Dataset »
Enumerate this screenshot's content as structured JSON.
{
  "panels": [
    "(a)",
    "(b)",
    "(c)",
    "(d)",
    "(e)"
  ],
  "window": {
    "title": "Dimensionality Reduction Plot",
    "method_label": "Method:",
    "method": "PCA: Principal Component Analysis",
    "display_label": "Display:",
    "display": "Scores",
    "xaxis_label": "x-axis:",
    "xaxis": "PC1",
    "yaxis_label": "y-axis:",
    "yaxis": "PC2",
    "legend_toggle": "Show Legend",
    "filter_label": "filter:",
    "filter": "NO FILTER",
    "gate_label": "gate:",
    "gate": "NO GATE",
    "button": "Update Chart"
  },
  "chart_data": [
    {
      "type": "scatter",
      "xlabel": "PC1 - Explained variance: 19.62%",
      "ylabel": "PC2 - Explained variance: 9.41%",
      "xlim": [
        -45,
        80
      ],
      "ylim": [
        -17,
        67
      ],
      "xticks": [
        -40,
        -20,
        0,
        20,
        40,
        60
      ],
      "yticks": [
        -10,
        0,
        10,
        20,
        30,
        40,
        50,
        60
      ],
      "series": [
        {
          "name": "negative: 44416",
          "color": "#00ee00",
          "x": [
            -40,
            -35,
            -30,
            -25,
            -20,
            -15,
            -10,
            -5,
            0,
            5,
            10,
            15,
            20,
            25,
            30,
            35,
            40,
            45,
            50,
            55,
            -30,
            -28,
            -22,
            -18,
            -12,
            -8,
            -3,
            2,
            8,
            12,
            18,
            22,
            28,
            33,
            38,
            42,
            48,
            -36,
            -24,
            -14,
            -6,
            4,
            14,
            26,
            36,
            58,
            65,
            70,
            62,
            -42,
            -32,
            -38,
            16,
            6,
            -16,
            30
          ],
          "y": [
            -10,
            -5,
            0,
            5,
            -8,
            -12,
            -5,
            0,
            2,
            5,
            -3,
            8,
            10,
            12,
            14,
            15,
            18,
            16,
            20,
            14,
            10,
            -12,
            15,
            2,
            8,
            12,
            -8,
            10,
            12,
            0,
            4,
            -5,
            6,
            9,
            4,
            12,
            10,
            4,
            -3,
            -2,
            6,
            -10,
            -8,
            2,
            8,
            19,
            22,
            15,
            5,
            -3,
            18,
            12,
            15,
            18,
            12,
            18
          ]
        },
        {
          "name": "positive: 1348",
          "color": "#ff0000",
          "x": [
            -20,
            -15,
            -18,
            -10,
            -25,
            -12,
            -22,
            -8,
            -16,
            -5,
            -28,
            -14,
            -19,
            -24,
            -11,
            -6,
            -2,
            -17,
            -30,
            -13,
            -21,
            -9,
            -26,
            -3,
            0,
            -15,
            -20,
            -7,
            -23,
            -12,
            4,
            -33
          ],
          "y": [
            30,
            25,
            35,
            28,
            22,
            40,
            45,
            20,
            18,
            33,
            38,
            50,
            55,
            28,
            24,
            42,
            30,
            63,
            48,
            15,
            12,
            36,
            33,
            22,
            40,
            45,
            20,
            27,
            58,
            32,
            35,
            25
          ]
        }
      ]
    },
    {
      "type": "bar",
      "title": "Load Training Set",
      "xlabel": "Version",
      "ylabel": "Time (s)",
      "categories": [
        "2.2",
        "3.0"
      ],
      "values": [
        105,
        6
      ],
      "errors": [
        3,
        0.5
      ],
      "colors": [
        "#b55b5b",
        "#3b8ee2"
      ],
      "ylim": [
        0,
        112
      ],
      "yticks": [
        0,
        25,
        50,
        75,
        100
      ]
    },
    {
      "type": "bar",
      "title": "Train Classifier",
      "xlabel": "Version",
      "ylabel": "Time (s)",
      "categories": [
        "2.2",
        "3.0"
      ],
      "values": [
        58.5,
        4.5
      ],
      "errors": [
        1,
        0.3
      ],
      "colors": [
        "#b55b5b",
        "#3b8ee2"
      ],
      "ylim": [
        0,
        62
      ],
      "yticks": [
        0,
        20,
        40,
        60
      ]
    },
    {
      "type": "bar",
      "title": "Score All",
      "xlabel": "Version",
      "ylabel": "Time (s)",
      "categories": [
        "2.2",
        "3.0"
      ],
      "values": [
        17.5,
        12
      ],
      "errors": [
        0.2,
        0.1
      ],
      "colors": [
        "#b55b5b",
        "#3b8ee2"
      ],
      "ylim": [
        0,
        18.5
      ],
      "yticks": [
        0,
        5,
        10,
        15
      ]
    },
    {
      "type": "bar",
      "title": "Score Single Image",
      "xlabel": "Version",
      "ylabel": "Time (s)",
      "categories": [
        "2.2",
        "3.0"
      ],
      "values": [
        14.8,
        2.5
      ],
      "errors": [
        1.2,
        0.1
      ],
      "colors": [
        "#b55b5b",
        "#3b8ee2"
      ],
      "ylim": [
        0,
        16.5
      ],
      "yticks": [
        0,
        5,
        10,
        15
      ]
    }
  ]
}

Aim of the exercise » Extract the whole listing, character for character.

Task result »
Enumerate this screenshot's content as structured JSON.
{
  "panels": [
    "(a)",
    "(b)",
    "(c)",
    "(d)",
    "(e)"
  ],
  "window": {
    "title": "Dimensionality Reduction Plot",
    "method_label": "Method:",
    "method": "PCA: Principal Component Analysis",
    "display_label": "Display:",
    "display": "Scores",
    "xaxis_label": "x-axis:",
    "xaxis": "PC1",
    "yaxis_label": "y-axis:",
    "yaxis": "PC2",
    "legend_toggle": "Show Legend",
    "filter_label": "filter:",
    "filter": "NO FILTER",
    "gate_label": "gate:",
    "gate": "NO GATE",
    "button": "Update Chart"
  },
  "chart_data": [
    {
      "type": "scatter",
      "xlabel": "PC1 - Explained variance: 19.62%",
      "ylabel": "PC2 - Explained variance: 9.41%",
      "xlim": [
        -45,
        80
      ],
      "ylim": [
        -17,
        67
      ],
      "xticks": [
        -40,
        -20,
        0,
        20,
        40,
        60
      ],
      "yticks": [
        -10,
        0,
        10,
        20,
        30,
        40,
        50,
        60
      ],
      "series": [
        {
          "name": "negative: 44416",
          "color": "#00ee00",
          "x": [
            -40,
            -35,
            -30,
            -25,
            -20,
            -15,
            -10,
            -5,
            0,
            5,
            10,
            15,
            20,
            25,
            30,
            35,
            40,
            45,
            50,
            55,
            -30,
            -28,
            -22,
            -18,
            -12,
            -8,
            -3,
            2,
            8,
            12,
            18,
            22,
            28,
            33,
            38,
            42,
            48,
            -36,
            -24,
            -14,
            -6,
            4,
            14,
            26,
            36,
            58,
            65,
            70,
            62,
            -42,
            -32,
            -38,
            16,
            6,
            -16,
            30
          ],
          "y": [
            -10,
            -5,
            0,
            5,
            -8,
            -12,
            -5,
            0,
            2,
            5,
            -3,
            8,
            10,
            12,
            14,
            15,
            18,
            16,
            20,
            14,
            10,
            -12,
            15,
            2,
            8,
            12,
            -8,
            10,
            12,
            0,
            4,
            -5,
            6,
            9,
            4,
            12,
            10,
            4,
            -3,
            -2,
            6,
            -10,
            -8,
            2,
            8,
            19,
            22,
            15,
            5,
            -3,
            18,
            12,
            15,
            18,
            12,
            18
          ]
        },
        {
          "name": "positive: 1348",
          "color": "#ff0000",
          "x": [
            -20,
            -15,
            -18,
            -10,
            -25,
            -12,
            -22,
            -8,
            -16,
            -5,
            -28,
            -14,
            -19,
            -24,
            -11,
            -6,
            -2,
            -17,
            -30,
            -13,
            -21,
            -9,
            -26,
            -3,
            0,
            -15,
            -20,
            -7,
            -23,
            -12,
            4,
            -33
          ],
          "y": [
            30,
            25,
            35,
            28,
            22,
            40,
            45,
            20,
            18,
            33,
            38,
            50,
            55,
            28,
            24,
            42,
            30,
            63,
            48,
            15,
            12,
            36,
            33,
            22,
            40,
            45,
            20,
            27,
            58,
            32,
            35,
            25
          ]
        }
      ]
    },
    {
      "type": "bar",
      "title": "Load Training Set",
      "xlabel": "Version",
      "ylabel": "Time (s)",
      "categories": [
        "2.2",
        "3.0"
      ],
      "values": [
        105,
        6
      ],
      "errors": [
        3,
        0.5
      ],
      "colors": [
        "#b55b5b",
        "#3b8ee2"
      ],
      "ylim": [
        0,
        112
      ],
      "yticks": [
        0,
        25,
        50,
        75,
        100
      ]
    },
    {
      "type": "bar",
      "title": "Train Classifier",
      "xlabel": "Version",
      "ylabel": "Time (s)",
      "categories": [
        "2.2",
        "3.0"
      ],
      "values": [
        58.5,
        4.5
      ],
      "errors": [
        1,
        0.3
      ],
      "colors": [
        "#b55b5b",
        "#3b8ee2"
      ],
      "ylim": [
        0,
        62
      ],
      "yticks": [
        0,
        20,
        40,
        60
      ]
    },
    {
      "type": "bar",
      "title": "Score All",
      "xlabel": "Version",
      "ylabel": "Time (s)",
      "categories": [
        "2.2",
        "3.0"
      ],
      "values": [
        17.5,
        12
      ],
      "errors": [
        0.2,
        0.1
      ],
      "colors": [
        "#b55b5b",
        "#3b8ee2"
      ],
      "ylim": [
        0,
        18.5
      ],
      "yticks": [
        0,
        5,
        10,
        15
      ]
    },
    {
      "type": "bar",
      "title": "Score Single Image",
      "xlabel": "Version",
      "ylabel": "Time (s)",
      "categories": [
        "2.2",
        "3.0"
      ],
      "values": [
        14.8,
        2.5
      ],
      "errors": [
        1.2,
        0.1
      ],
      "colors": [
        "#b55b5b",
        "#3b8ee2"
      ],
      "ylim": [
        0,
        16.5
      ],
      "yticks": [
        0,
        5,
        10,
        15
      ]
    }
  ]
}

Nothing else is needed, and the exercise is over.